Given exercise ::
Do not copy the pictures; transcribe all other material exactly.

···

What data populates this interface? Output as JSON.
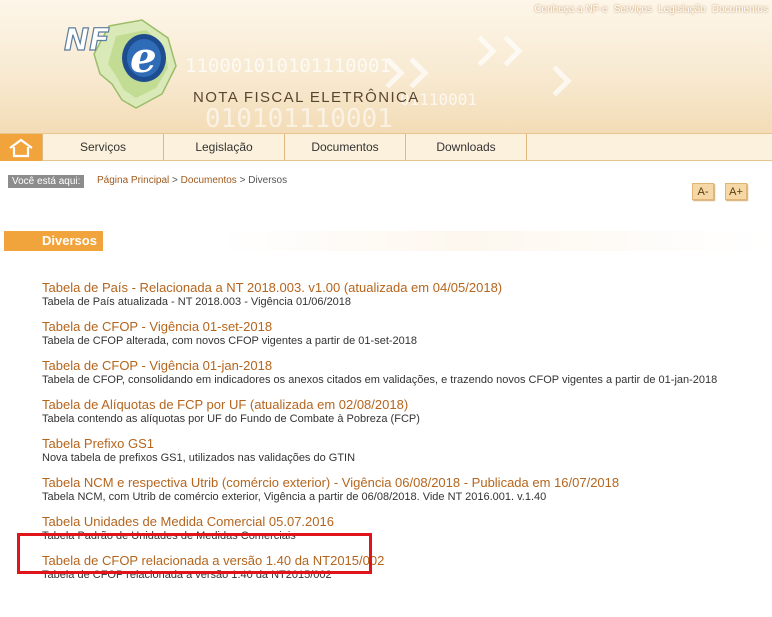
{
  "topnav": [
    "Conheça a NF-e",
    "Serviços",
    "Legislação",
    "Documentos"
  ],
  "brand": {
    "logo_text": "NF",
    "logo_e": "e",
    "title": "NOTA FISCAL ELETRÔNICA",
    "binary_1": "110001010101110001",
    "binary_2": "01110001",
    "binary_3": "010101110001"
  },
  "menu": {
    "home_icon": "home-icon",
    "items": [
      "Serviços",
      "Legislação",
      "Documentos",
      "Downloads"
    ]
  },
  "breadcrumb": {
    "label": "Você está aqui:",
    "home": "Página Principal",
    "sep": ">",
    "docs": "Documentos",
    "current": "Diversos"
  },
  "font_controls": {
    "decrease": "A-",
    "increase": "A+"
  },
  "section": {
    "title": "Diversos"
  },
  "entries": [
    {
      "title": "Tabela de País - Relacionada a NT 2018.003. v1.00 (atualizada em 04/05/2018)",
      "desc": "Tabela de País atualizada  - NT 2018.003 - Vigência 01/06/2018"
    },
    {
      "title": "Tabela de CFOP - Vigência 01-set-2018",
      "desc": "Tabela de CFOP alterada, com novos CFOP vigentes a partir de 01-set-2018"
    },
    {
      "title": "Tabela de CFOP - Vigência 01-jan-2018",
      "desc": "Tabela de CFOP, consolidando em indicadores os anexos citados em validações, e trazendo novos CFOP vigentes a partir de 01-jan-2018"
    },
    {
      "title": "Tabela de Alíquotas de FCP por UF (atualizada em 02/08/2018)",
      "desc": "Tabela contendo as alíquotas por UF do Fundo de Combate à Pobreza (FCP)"
    },
    {
      "title": "Tabela Prefixo GS1",
      "desc": "Nova tabela de prefixos GS1, utilizados nas validações do GTIN"
    },
    {
      "title": "Tabela NCM e respectiva Utrib (comércio exterior) - Vigência 06/08/2018 - Publicada em 16/07/2018",
      "desc": "Tabela NCM, com Utrib de comércio exterior, Vigência a partir de 06/08/2018. Vide NT 2016.001. v.1.40"
    },
    {
      "title": "Tabela Unidades de Medida Comercial 05.07.2016",
      "desc": "Tabela Padrão de Unidades de Medidas Comerciais"
    },
    {
      "title": "Tabela de CFOP relacionada a versão 1.40 da NT2015/002",
      "desc": "Tabela de CFOP relacionada a versão 1.40 da NT2015/002"
    }
  ],
  "colors": {
    "accent": "#f2a43c",
    "link": "#b5651d",
    "highlight": "#e0151c"
  }
}
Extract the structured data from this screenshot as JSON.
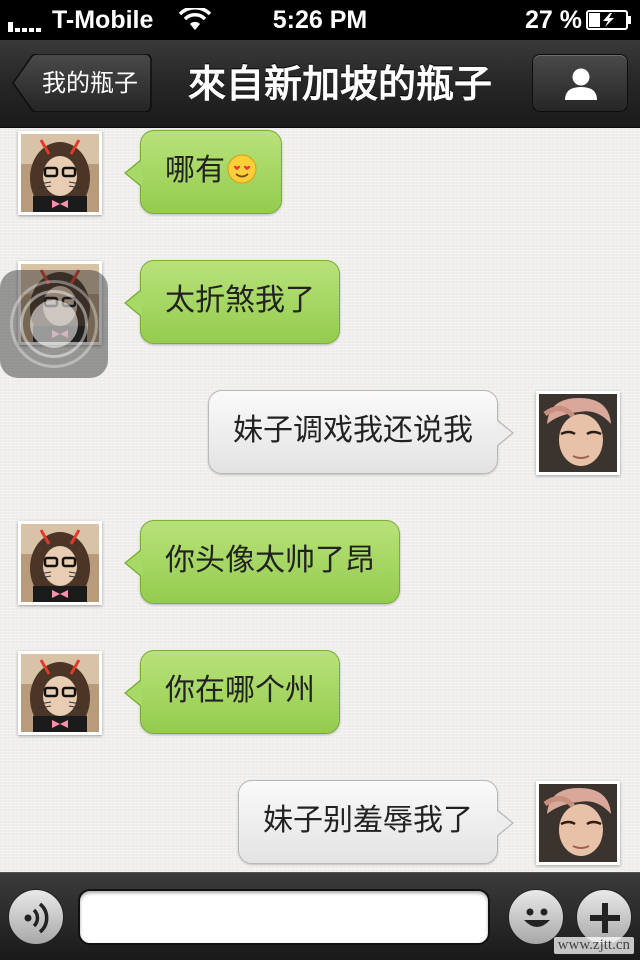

···

Answer to the task ::
What data populates this interface? Output as JSON.
{
  "topnav": [
    "Conheça a NF-e",
    "Serviços",
    "Legislação",
    "Documentos"
  ],
  "brand": {
    "logo_text": "NF",
    "logo_e": "e",
    "title": "NOTA FISCAL ELETRÔNICA",
    "binary_1": "110001010101110001",
    "binary_2": "01110001",
    "binary_3": "010101110001"
  },
  "menu": {
    "home_icon": "home-icon",
    "items": [
      "Serviços",
      "Legislação",
      "Documentos",
      "Downloads"
    ]
  },
  "breadcrumb": {
    "label": "Você está aqui:",
    "home": "Página Principal",
    "sep": ">",
    "docs": "Documentos",
    "current": "Diversos"
  },
  "font_controls": {
    "decrease": "A-",
    "increase": "A+"
  },
  "section": {
    "title": "Diversos"
  },
  "entries": [
    {
      "title": "Tabela de País - Relacionada a NT 2018.003. v1.00 (atualizada em 04/05/2018)",
      "desc": "Tabela de País atualizada  - NT 2018.003 - Vigência 01/06/2018"
    },
    {
      "title": "Tabela de CFOP - Vigência 01-set-2018",
      "desc": "Tabela de CFOP alterada, com novos CFOP vigentes a partir de 01-set-2018"
    },
    {
      "title": "Tabela de CFOP - Vigência 01-jan-2018",
      "desc": "Tabela de CFOP, consolidando em indicadores os anexos citados em validações, e trazendo novos CFOP vigentes a partir de 01-jan-2018"
    },
    {
      "title": "Tabela de Alíquotas de FCP por UF (atualizada em 02/08/2018)",
      "desc": "Tabela contendo as alíquotas por UF do Fundo de Combate à Pobreza (FCP)"
    },
    {
      "title": "Tabela Prefixo GS1",
      "desc": "Nova tabela de prefixos GS1, utilizados nas validações do GTIN"
    },
    {
      "title": "Tabela NCM e respectiva Utrib (comércio exterior) - Vigência 06/08/2018 - Publicada em 16/07/2018",
      "desc": "Tabela NCM, com Utrib de comércio exterior, Vigência a partir de 06/08/2018. Vide NT 2016.001. v.1.40"
    },
    {
      "title": "Tabela Unidades de Medida Comercial 05.07.2016",
      "desc": "Tabela Padrão de Unidades de Medidas Comerciais"
    },
    {
      "title": "Tabela de CFOP relacionada a versão 1.40 da NT2015/002",
      "desc": "Tabela de CFOP relacionada a versão 1.40 da NT2015/002"
    }
  ],
  "colors": {
    "accent": "#f2a43c",
    "link": "#b5651d",
    "highlight": "#e0151c"
  }
}
Extract the structured data from this screenshot as JSON.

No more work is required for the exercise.